▶ **GIVEN EXERCISE A**
Answer these about the discussion of books below:
(i) Which two books are left in the scenario where the Earth has been burnt to a cinder?
(ii) In the slippery slope argument, what is done to "Paradise Lost"?
(iii) What situation results if the book is broken down to individual letters?

▶ **TEXT SECTION**

Lee Corbin writes:
> > A book is the analogy that came to mind, but there is an
> > important difference between this and conscious experience.
> > Books, sentences, words may not need to be physically
> > collected together to make a coherent larger structure,
> > but they do need to be somehow sorted in the mind of an
> > observer; otherwise, we could say that a dictionary
> > contains every book ever written or yet to be written.
> Okay, suppose that there are no observers, and the Earth
> has been burnt to a cinder except for one copy of Milton's
> "Paradise Lost", and one copy of the Oxford English dictionary.
> It seems to me that we should say that just two books still
> exist. Do you agree?

> Supposing that you do agree that these two book in our
> spacetime still exist, then as you have said, all the
> words in "Paradise Lost" can be found in the Oxford
> dictionary.
> Next we begin the slippery slope argument where Paradise Lost
> is broken apart into its separate pages and scattered
> throughout the cosmos. I agree with you that in one sense
> Milton's book no longer exists, but it still does exist in
> the sense that there is enough redundancy to piece it back
> together again were a new sentient life form to come into
> being, and to find those pages, and to bind them.

It depends on how much it's chopped up. If there are chapters, pages and sentences then it is a gain on the dictionary, in that there is still some structure preserved. If you got it down to individual letters you would have the situation of the proverbial chimpanzee at the typewriter, and if you broke down the letters into ink or into the constituent subatomic particles... well, maybe the book is in some sense still there, but the information has been completely randomised and is of no use to anyone, even if the human race somehow started up again.

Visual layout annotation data
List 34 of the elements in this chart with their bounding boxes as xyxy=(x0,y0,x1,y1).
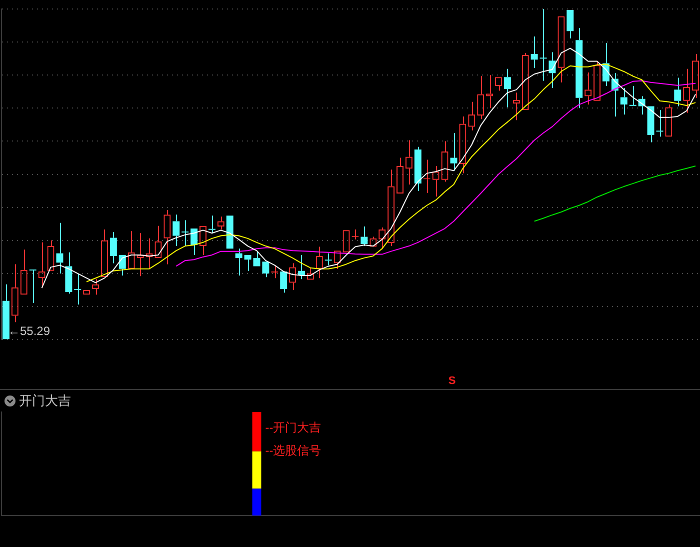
candlestick xyxy=(74,272,82,306)
candlestick xyxy=(414,146,422,192)
candlestick xyxy=(110,232,117,264)
chart-title: 开门大吉 xyxy=(19,392,71,410)
candlestick xyxy=(629,86,636,106)
annotation: --选股信号 xyxy=(265,444,322,458)
candlestick xyxy=(208,215,216,234)
candlestick xyxy=(262,262,270,278)
candlestick xyxy=(504,68,511,108)
candlestick xyxy=(620,88,628,115)
candlestick xyxy=(566,10,574,39)
candlestick xyxy=(656,110,664,138)
candlestick xyxy=(56,222,64,274)
candlestick xyxy=(360,226,368,247)
candlestick xyxy=(271,266,278,279)
candlestick xyxy=(450,132,458,172)
candlestick xyxy=(530,36,538,68)
candlestick xyxy=(182,220,189,247)
text: S xyxy=(448,375,456,388)
candlestick xyxy=(235,248,242,276)
candlestick xyxy=(576,28,583,109)
candlestick xyxy=(540,8,547,82)
candlestick xyxy=(226,216,234,249)
candlestick xyxy=(65,252,72,294)
candlestick xyxy=(29,270,36,304)
candlestick xyxy=(2,284,10,340)
candlestick xyxy=(674,77,682,107)
candlestick xyxy=(172,214,180,247)
annotation: ←55.29 xyxy=(8,324,50,338)
candlestick xyxy=(324,252,332,266)
candlestick xyxy=(280,271,288,294)
annotation: --开门大吉 xyxy=(265,420,322,434)
candlestick xyxy=(647,106,654,143)
candlestick xyxy=(190,228,198,256)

▶ **GIVEN EXERCISE B**
Please copy the lines of the records unchanged, starting at the line that contains "candlestick xyxy=(74,272,82,306)" and stopping after the line that contains "candlestick xyxy=(450,132,458,172)".

▶ **CORRECT RESULT A**
(i) One copy of Milton's "Paradise Lost" and one copy of the Oxford English dictionary.
(ii) It is broken apart into its separate pages and scattered throughout the cosmos.
(iii) The situation of the proverbial chimpanzee at the typewriter.

▶ **CORRECT RESULT B**
candlestick xyxy=(74,272,82,306)
candlestick xyxy=(414,146,422,192)
candlestick xyxy=(110,232,117,264)
chart-title: 开门大吉 xyxy=(19,392,71,410)
candlestick xyxy=(629,86,636,106)
annotation: --选股信号 xyxy=(265,444,322,458)
candlestick xyxy=(208,215,216,234)
candlestick xyxy=(262,262,270,278)
candlestick xyxy=(504,68,511,108)
candlestick xyxy=(620,88,628,115)
candlestick xyxy=(566,10,574,39)
candlestick xyxy=(656,110,664,138)
candlestick xyxy=(56,222,64,274)
candlestick xyxy=(360,226,368,247)
candlestick xyxy=(271,266,278,279)
candlestick xyxy=(450,132,458,172)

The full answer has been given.